Dataset records
___

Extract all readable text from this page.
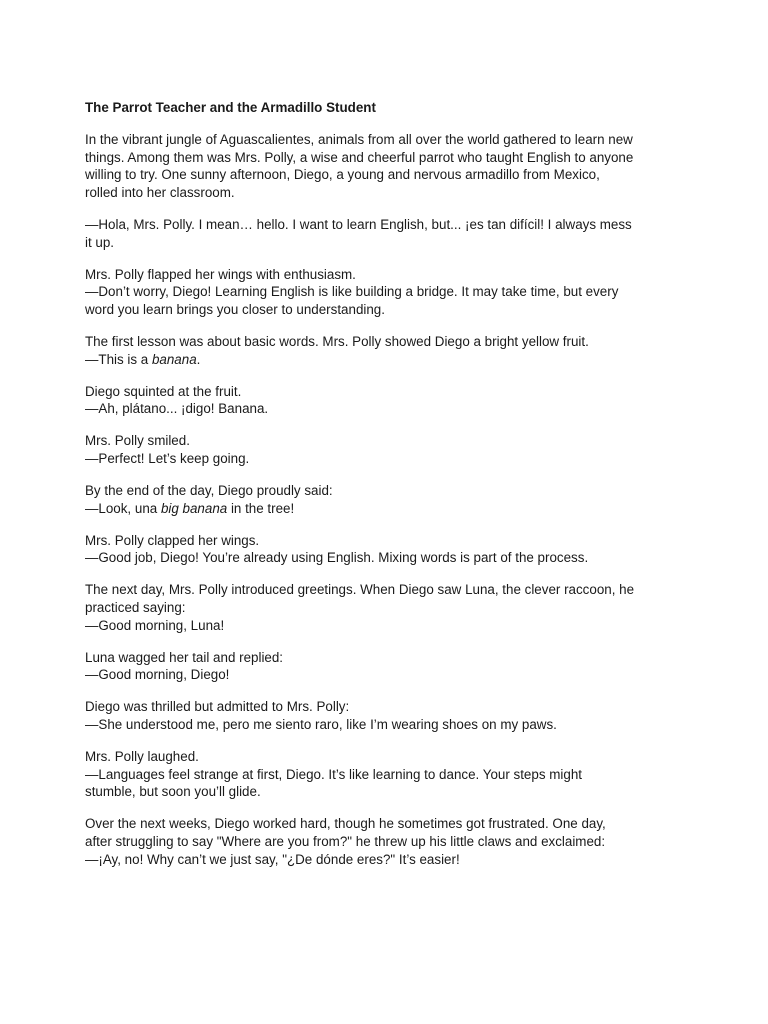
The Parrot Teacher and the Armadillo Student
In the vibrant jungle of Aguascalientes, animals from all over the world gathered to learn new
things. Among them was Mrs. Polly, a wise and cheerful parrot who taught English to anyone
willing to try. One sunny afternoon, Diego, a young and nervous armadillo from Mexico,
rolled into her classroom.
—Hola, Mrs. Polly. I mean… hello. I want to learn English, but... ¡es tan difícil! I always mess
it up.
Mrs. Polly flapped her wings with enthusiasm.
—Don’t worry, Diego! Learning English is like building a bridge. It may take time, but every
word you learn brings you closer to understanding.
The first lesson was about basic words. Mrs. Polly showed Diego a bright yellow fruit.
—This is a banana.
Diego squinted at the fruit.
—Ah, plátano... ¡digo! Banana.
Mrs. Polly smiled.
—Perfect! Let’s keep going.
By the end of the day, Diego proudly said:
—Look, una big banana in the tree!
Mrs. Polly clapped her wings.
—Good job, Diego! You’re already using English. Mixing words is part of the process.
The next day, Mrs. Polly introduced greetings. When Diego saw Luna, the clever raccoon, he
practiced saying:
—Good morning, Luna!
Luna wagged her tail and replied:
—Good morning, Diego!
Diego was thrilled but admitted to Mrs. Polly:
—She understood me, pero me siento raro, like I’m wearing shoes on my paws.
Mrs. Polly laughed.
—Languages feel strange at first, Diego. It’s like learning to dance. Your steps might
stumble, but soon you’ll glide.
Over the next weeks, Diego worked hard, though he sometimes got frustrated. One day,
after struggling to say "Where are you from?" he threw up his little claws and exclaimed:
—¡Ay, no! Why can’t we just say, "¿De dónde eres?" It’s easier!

___

__PROBLEM TO WORK ON__: Give back the whole listing as it stands, minus its pictures.

__TASK RESULT__:
Extract all readable text from this page.
The Parrot Teacher and the Armadillo Student
In the vibrant jungle of Aguascalientes, animals from all over the world gathered to learn new
things. Among them was Mrs. Polly, a wise and cheerful parrot who taught English to anyone
willing to try. One sunny afternoon, Diego, a young and nervous armadillo from Mexico,
rolled into her classroom.
—Hola, Mrs. Polly. I mean… hello. I want to learn English, but... ¡es tan difícil! I always mess
it up.
Mrs. Polly flapped her wings with enthusiasm.
—Don’t worry, Diego! Learning English is like building a bridge. It may take time, but every
word you learn brings you closer to understanding.
The first lesson was about basic words. Mrs. Polly showed Diego a bright yellow fruit.
—This is a banana.
Diego squinted at the fruit.
—Ah, plátano... ¡digo! Banana.
Mrs. Polly smiled.
—Perfect! Let’s keep going.
By the end of the day, Diego proudly said:
—Look, una big banana in the tree!
Mrs. Polly clapped her wings.
—Good job, Diego! You’re already using English. Mixing words is part of the process.
The next day, Mrs. Polly introduced greetings. When Diego saw Luna, the clever raccoon, he
practiced saying:
—Good morning, Luna!
Luna wagged her tail and replied:
—Good morning, Diego!
Diego was thrilled but admitted to Mrs. Polly:
—She understood me, pero me siento raro, like I’m wearing shoes on my paws.
Mrs. Polly laughed.
—Languages feel strange at first, Diego. It’s like learning to dance. Your steps might
stumble, but soon you’ll glide.
Over the next weeks, Diego worked hard, though he sometimes got frustrated. One day,
after struggling to say "Where are you from?" he threw up his little claws and exclaimed:
—¡Ay, no! Why can’t we just say, "¿De dónde eres?" It’s easier!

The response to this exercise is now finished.